[TASK INPUT Boundary: Start]
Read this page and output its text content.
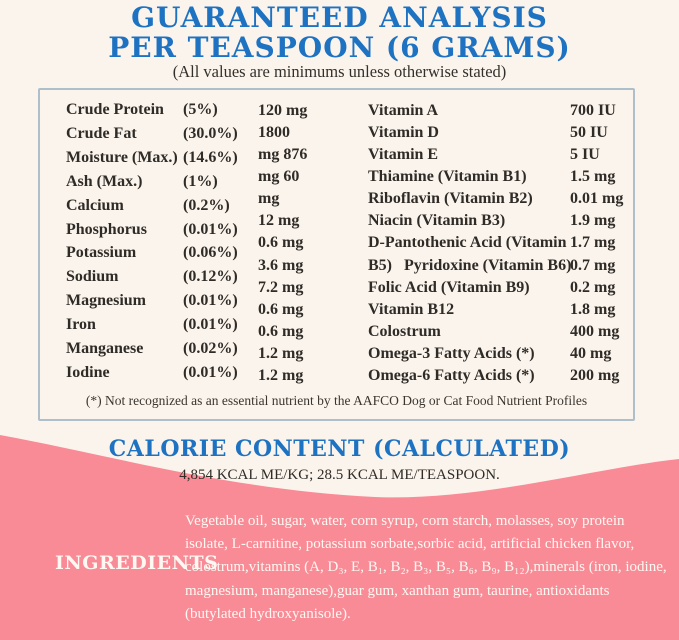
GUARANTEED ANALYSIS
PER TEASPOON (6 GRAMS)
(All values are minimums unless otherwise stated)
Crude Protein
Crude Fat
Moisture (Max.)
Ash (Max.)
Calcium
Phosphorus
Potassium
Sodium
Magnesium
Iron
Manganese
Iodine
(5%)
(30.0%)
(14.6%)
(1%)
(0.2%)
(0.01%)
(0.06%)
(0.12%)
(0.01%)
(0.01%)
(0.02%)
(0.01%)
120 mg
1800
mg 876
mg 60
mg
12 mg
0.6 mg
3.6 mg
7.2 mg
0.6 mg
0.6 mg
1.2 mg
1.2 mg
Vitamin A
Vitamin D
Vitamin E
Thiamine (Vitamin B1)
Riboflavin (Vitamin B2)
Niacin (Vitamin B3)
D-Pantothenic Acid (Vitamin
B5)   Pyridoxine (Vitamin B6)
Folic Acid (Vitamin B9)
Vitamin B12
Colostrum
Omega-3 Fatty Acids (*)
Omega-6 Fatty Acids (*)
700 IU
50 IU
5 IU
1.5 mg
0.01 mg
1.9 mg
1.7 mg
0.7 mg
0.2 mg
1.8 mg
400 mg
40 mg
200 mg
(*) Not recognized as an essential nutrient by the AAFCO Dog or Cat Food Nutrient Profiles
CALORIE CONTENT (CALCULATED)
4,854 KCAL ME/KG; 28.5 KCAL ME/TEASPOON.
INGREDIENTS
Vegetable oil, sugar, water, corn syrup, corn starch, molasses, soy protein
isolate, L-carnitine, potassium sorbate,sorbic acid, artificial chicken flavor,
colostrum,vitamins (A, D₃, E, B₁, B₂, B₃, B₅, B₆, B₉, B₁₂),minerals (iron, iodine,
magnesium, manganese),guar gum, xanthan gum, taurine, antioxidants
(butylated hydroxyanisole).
[TASK INPUT Boundary: End]
[TASK INPUT Boundary: Start]
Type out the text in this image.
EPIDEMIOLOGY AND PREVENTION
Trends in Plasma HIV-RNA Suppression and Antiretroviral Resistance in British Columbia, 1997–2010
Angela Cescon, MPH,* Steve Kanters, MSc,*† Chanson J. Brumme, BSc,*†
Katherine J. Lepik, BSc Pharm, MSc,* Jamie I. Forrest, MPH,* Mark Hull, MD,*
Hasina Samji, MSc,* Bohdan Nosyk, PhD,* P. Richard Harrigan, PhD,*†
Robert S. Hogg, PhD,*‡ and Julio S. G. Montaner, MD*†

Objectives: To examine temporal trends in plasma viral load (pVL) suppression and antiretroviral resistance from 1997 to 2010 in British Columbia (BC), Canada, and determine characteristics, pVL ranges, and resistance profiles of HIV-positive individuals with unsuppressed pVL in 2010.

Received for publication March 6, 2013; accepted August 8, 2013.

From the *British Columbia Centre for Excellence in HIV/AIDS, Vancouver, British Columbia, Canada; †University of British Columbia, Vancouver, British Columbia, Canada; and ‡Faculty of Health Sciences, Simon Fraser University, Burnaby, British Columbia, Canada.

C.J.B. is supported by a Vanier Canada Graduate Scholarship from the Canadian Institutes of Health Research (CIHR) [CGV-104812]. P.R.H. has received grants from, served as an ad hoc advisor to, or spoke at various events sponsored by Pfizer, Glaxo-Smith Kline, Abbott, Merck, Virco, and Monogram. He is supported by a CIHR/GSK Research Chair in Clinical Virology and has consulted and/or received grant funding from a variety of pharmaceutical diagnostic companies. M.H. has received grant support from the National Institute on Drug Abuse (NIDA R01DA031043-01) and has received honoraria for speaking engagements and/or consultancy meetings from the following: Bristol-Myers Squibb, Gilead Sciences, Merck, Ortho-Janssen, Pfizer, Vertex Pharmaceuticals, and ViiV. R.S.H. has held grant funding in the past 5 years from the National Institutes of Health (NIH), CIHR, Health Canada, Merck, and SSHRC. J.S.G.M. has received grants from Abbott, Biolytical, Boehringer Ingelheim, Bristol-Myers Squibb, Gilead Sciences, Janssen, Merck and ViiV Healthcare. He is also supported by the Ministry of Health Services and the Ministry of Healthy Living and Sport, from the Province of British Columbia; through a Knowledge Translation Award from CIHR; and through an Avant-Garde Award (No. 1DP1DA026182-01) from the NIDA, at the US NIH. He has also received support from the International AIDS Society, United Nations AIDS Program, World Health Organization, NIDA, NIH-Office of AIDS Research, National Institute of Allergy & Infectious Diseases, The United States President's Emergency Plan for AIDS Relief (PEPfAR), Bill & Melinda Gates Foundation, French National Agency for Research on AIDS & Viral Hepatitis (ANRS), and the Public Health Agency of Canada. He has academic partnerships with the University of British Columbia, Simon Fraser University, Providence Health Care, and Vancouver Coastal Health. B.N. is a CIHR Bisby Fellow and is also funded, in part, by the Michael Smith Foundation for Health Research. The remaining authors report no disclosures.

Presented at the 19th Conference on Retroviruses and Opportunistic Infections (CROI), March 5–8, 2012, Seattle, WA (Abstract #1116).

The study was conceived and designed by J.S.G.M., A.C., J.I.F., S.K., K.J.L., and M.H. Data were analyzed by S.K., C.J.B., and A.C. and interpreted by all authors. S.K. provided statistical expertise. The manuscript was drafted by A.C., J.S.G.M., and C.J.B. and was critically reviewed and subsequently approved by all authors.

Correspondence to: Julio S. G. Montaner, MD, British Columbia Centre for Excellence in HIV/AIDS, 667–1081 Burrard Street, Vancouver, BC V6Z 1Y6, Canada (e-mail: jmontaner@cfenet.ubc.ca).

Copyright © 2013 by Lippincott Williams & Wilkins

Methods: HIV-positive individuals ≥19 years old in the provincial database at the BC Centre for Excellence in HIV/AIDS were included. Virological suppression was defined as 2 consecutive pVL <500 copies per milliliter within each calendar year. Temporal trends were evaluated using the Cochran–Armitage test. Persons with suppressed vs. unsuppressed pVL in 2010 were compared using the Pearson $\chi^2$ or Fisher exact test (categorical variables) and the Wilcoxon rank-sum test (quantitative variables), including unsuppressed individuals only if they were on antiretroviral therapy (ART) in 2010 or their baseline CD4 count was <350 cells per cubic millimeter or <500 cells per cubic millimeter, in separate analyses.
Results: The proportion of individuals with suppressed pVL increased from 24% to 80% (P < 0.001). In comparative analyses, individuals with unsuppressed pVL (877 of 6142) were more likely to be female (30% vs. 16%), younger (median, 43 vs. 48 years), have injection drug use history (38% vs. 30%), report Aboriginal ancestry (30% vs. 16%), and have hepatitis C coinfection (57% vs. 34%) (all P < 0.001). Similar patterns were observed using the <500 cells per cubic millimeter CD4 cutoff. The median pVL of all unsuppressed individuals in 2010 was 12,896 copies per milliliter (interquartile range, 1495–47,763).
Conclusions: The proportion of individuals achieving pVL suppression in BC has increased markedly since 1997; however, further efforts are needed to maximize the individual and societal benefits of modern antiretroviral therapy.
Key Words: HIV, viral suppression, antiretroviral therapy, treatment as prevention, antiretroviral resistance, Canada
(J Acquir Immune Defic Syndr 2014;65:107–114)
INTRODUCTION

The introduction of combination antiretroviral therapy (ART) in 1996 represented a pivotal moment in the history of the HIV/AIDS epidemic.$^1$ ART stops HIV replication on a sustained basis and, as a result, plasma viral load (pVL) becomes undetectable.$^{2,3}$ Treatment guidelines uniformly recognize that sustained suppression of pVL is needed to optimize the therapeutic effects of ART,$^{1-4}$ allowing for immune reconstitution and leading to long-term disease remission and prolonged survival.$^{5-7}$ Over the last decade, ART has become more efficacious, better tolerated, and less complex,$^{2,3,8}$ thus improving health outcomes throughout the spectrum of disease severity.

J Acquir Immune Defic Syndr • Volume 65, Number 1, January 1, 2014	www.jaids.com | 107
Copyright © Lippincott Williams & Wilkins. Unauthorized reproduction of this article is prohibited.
[TASK INPUT Boundary: End]
**EXERCISE BRIEF**
Among the entries, find every line holding "March" and return it.

**TASK RESPONSE**
Received for publication March 6, 2013; accepted August 8, 2013.
Presented at the 19th Conference on Retroviruses and Opportunistic Infections (CROI), March 5–8, 2012, Seattle, WA (Abstract #1116).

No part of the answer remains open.